Figure record listings
══════════
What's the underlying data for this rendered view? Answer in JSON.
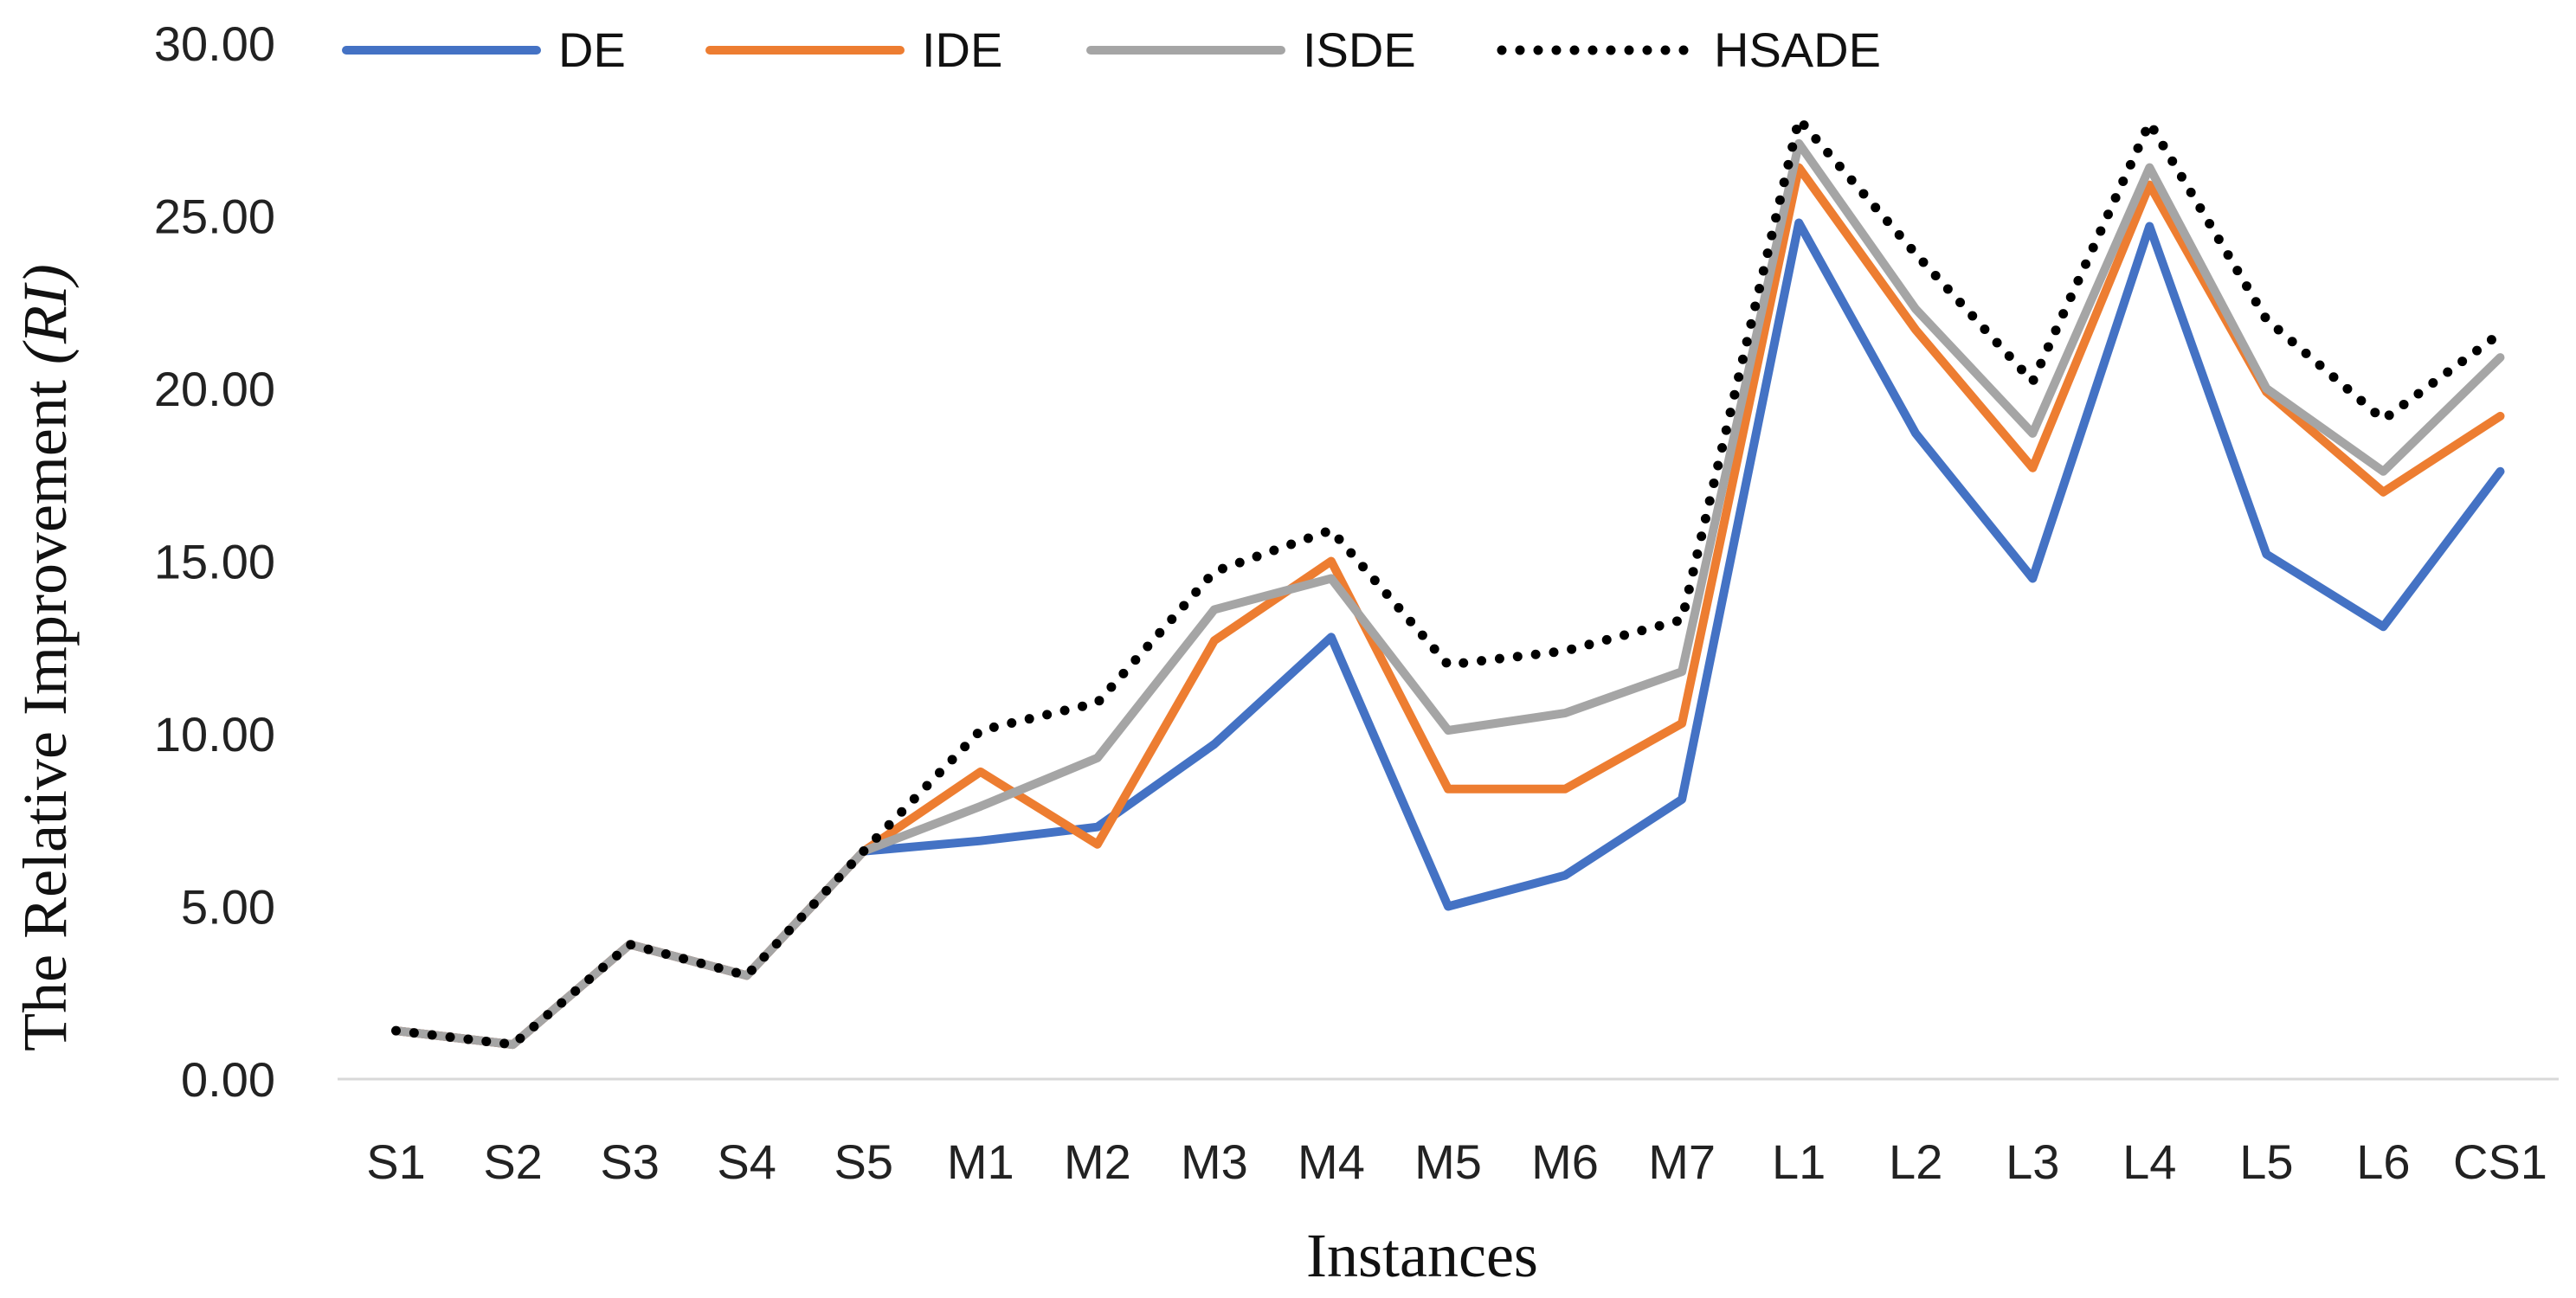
{
  "chart_data": {
    "type": "line",
    "title": "",
    "xlabel": "Instances",
    "ylabel_main": "The Relative Improvement ",
    "ylabel_italic": "(RI)",
    "ylim": [
      0,
      30
    ],
    "yticks": [
      "0.00",
      "5.00",
      "10.00",
      "15.00",
      "20.00",
      "25.00",
      "30.00"
    ],
    "gridlines": false,
    "legend_position": "top",
    "categories": [
      "S1",
      "S2",
      "S3",
      "S4",
      "S5",
      "M1",
      "M2",
      "M3",
      "M4",
      "M5",
      "M6",
      "M7",
      "L1",
      "L2",
      "L3",
      "L4",
      "L5",
      "L6",
      "CS1"
    ],
    "series": [
      {
        "name": "DE",
        "color": "#4472C4",
        "style": "solid",
        "values": [
          1.4,
          1.0,
          3.9,
          3.0,
          6.6,
          6.9,
          7.3,
          9.7,
          12.8,
          5.0,
          5.9,
          8.1,
          24.8,
          18.7,
          14.5,
          24.7,
          15.2,
          13.1,
          17.6
        ]
      },
      {
        "name": "IDE",
        "color": "#ED7D31",
        "style": "solid",
        "values": [
          1.4,
          1.0,
          3.9,
          3.0,
          6.6,
          8.9,
          6.8,
          12.7,
          15.0,
          8.4,
          8.4,
          10.3,
          26.4,
          21.7,
          17.7,
          25.9,
          19.9,
          17.0,
          19.2
        ]
      },
      {
        "name": "ISDE",
        "color": "#A5A5A5",
        "style": "solid",
        "values": [
          1.4,
          1.0,
          3.9,
          3.0,
          6.6,
          7.9,
          9.3,
          13.6,
          14.5,
          10.1,
          10.6,
          11.8,
          27.1,
          22.3,
          18.7,
          26.4,
          20.0,
          17.6,
          20.9
        ]
      },
      {
        "name": "HSADE",
        "color": "#000000",
        "style": "dotted",
        "values": [
          1.4,
          1.0,
          3.9,
          3.0,
          6.6,
          10.1,
          10.9,
          14.7,
          15.9,
          12.0,
          12.4,
          13.3,
          27.8,
          23.9,
          20.2,
          27.7,
          22.0,
          19.1,
          21.6
        ]
      }
    ]
  }
}
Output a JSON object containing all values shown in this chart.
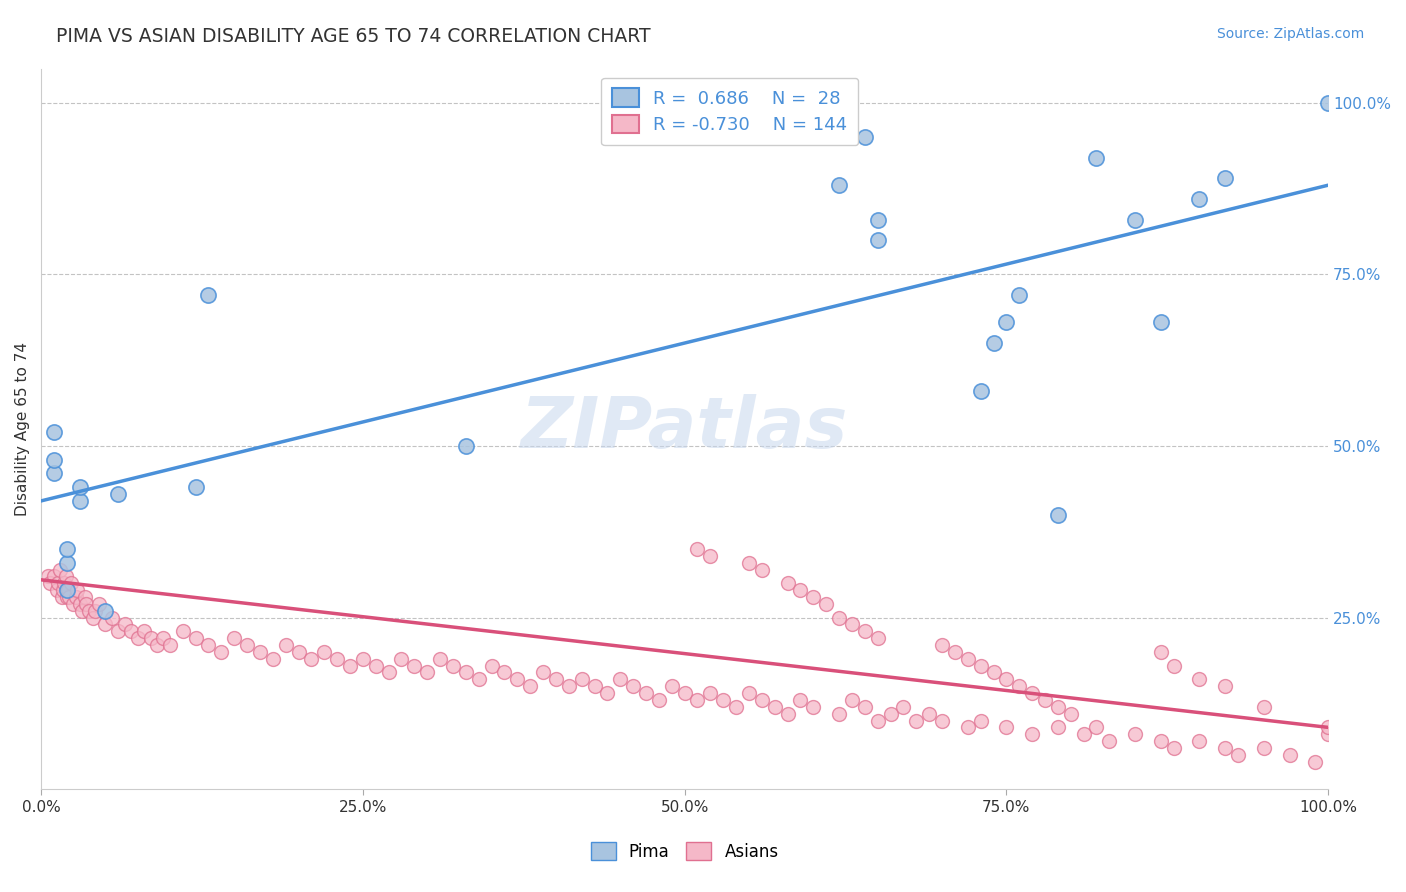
{
  "title": "PIMA VS ASIAN DISABILITY AGE 65 TO 74 CORRELATION CHART",
  "source_text": "Source: ZipAtlas.com",
  "ylabel": "Disability Age 65 to 74",
  "xlim": [
    0.0,
    1.0
  ],
  "ylim": [
    0.0,
    1.05
  ],
  "xticks": [
    0.0,
    0.25,
    0.5,
    0.75,
    1.0
  ],
  "xticklabels": [
    "0.0%",
    "25.0%",
    "50.0%",
    "75.0%",
    "100.0%"
  ],
  "ytick_positions": [
    0.25,
    0.5,
    0.75,
    1.0
  ],
  "ytick_labels": [
    "25.0%",
    "50.0%",
    "75.0%",
    "100.0%"
  ],
  "pima_color": "#a8c4e0",
  "pima_edge_color": "#4a90d9",
  "asians_color": "#f5b8c8",
  "asians_edge_color": "#e07090",
  "pima_line_color": "#4a90d9",
  "asians_line_color": "#d9507a",
  "legend_color": "#4a90d9",
  "watermark": "ZIPatlas",
  "background_color": "#ffffff",
  "pima_scatter_x": [
    0.01,
    0.01,
    0.01,
    0.02,
    0.02,
    0.02,
    0.03,
    0.03,
    0.05,
    0.06,
    0.12,
    0.13,
    0.33,
    0.62,
    0.64,
    0.65,
    0.65,
    0.73,
    0.74,
    0.75,
    0.76,
    0.79,
    0.82,
    0.85,
    0.87,
    0.9,
    0.92,
    1.0
  ],
  "pima_scatter_y": [
    0.46,
    0.48,
    0.52,
    0.29,
    0.33,
    0.35,
    0.42,
    0.44,
    0.26,
    0.43,
    0.44,
    0.72,
    0.5,
    0.88,
    0.95,
    0.8,
    0.83,
    0.58,
    0.65,
    0.68,
    0.72,
    0.4,
    0.92,
    0.83,
    0.68,
    0.86,
    0.89,
    1.0
  ],
  "asians_scatter_x": [
    0.005,
    0.007,
    0.01,
    0.012,
    0.013,
    0.015,
    0.016,
    0.017,
    0.018,
    0.019,
    0.02,
    0.021,
    0.022,
    0.023,
    0.025,
    0.027,
    0.028,
    0.03,
    0.032,
    0.034,
    0.035,
    0.037,
    0.04,
    0.042,
    0.045,
    0.05,
    0.055,
    0.06,
    0.065,
    0.07,
    0.075,
    0.08,
    0.085,
    0.09,
    0.095,
    0.1,
    0.11,
    0.12,
    0.13,
    0.14,
    0.15,
    0.16,
    0.17,
    0.18,
    0.19,
    0.2,
    0.21,
    0.22,
    0.23,
    0.24,
    0.25,
    0.26,
    0.27,
    0.28,
    0.29,
    0.3,
    0.31,
    0.32,
    0.33,
    0.34,
    0.35,
    0.36,
    0.37,
    0.38,
    0.39,
    0.4,
    0.41,
    0.42,
    0.43,
    0.44,
    0.45,
    0.46,
    0.47,
    0.48,
    0.49,
    0.5,
    0.51,
    0.52,
    0.53,
    0.54,
    0.55,
    0.56,
    0.57,
    0.58,
    0.59,
    0.6,
    0.62,
    0.63,
    0.64,
    0.65,
    0.66,
    0.67,
    0.68,
    0.69,
    0.7,
    0.72,
    0.73,
    0.75,
    0.77,
    0.79,
    0.81,
    0.83,
    0.85,
    0.87,
    0.88,
    0.9,
    0.92,
    0.93,
    0.95,
    0.97,
    0.99,
    1.0,
    0.51,
    0.55,
    0.58,
    0.6,
    0.62,
    0.64,
    0.65,
    0.7,
    0.72,
    0.74,
    0.76,
    0.78,
    0.8,
    0.82,
    0.87,
    0.9,
    0.95,
    1.0,
    0.52,
    0.56,
    0.59,
    0.61,
    0.63,
    0.71,
    0.73,
    0.75,
    0.77,
    0.79,
    0.88,
    0.92
  ],
  "asians_scatter_y": [
    0.31,
    0.3,
    0.31,
    0.29,
    0.3,
    0.32,
    0.28,
    0.29,
    0.3,
    0.31,
    0.28,
    0.29,
    0.28,
    0.3,
    0.27,
    0.28,
    0.29,
    0.27,
    0.26,
    0.28,
    0.27,
    0.26,
    0.25,
    0.26,
    0.27,
    0.24,
    0.25,
    0.23,
    0.24,
    0.23,
    0.22,
    0.23,
    0.22,
    0.21,
    0.22,
    0.21,
    0.23,
    0.22,
    0.21,
    0.2,
    0.22,
    0.21,
    0.2,
    0.19,
    0.21,
    0.2,
    0.19,
    0.2,
    0.19,
    0.18,
    0.19,
    0.18,
    0.17,
    0.19,
    0.18,
    0.17,
    0.19,
    0.18,
    0.17,
    0.16,
    0.18,
    0.17,
    0.16,
    0.15,
    0.17,
    0.16,
    0.15,
    0.16,
    0.15,
    0.14,
    0.16,
    0.15,
    0.14,
    0.13,
    0.15,
    0.14,
    0.13,
    0.14,
    0.13,
    0.12,
    0.14,
    0.13,
    0.12,
    0.11,
    0.13,
    0.12,
    0.11,
    0.13,
    0.12,
    0.1,
    0.11,
    0.12,
    0.1,
    0.11,
    0.1,
    0.09,
    0.1,
    0.09,
    0.08,
    0.09,
    0.08,
    0.07,
    0.08,
    0.07,
    0.06,
    0.07,
    0.06,
    0.05,
    0.06,
    0.05,
    0.04,
    0.08,
    0.35,
    0.33,
    0.3,
    0.28,
    0.25,
    0.23,
    0.22,
    0.21,
    0.19,
    0.17,
    0.15,
    0.13,
    0.11,
    0.09,
    0.2,
    0.16,
    0.12,
    0.09,
    0.34,
    0.32,
    0.29,
    0.27,
    0.24,
    0.2,
    0.18,
    0.16,
    0.14,
    0.12,
    0.18,
    0.15
  ],
  "pima_trend_x": [
    0.0,
    1.0
  ],
  "pima_trend_y": [
    0.42,
    0.88
  ],
  "asians_trend_x": [
    0.0,
    1.0
  ],
  "asians_trend_y": [
    0.305,
    0.09
  ]
}
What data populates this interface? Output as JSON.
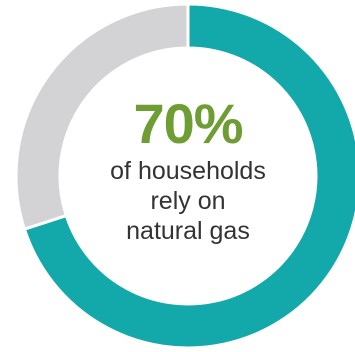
{
  "chart_data": {
    "type": "pie",
    "style": "donut",
    "slices": [
      {
        "value": 70,
        "color": "#13a9aa"
      },
      {
        "value": 30,
        "color": "#d3d3d5"
      }
    ],
    "center_value": "70%",
    "center_value_color": "#6e9d33",
    "center_label_lines": [
      "of households",
      "rely on",
      "natural gas"
    ]
  }
}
══════════
● **Task**
Without any pictures, write out the lines running from the one containing "What data populates" through the end of the listing above, both included, exactly as given.

● **Task response**
What data populates this interface? Output as JSON.
{
  "chart_data": {
    "type": "pie",
    "style": "donut",
    "slices": [
      {
        "value": 70,
        "color": "#13a9aa"
      },
      {
        "value": 30,
        "color": "#d3d3d5"
      }
    ],
    "center_value": "70%",
    "center_value_color": "#6e9d33",
    "center_label_lines": [
      "of households",
      "rely on",
      "natural gas"
    ]
  }
}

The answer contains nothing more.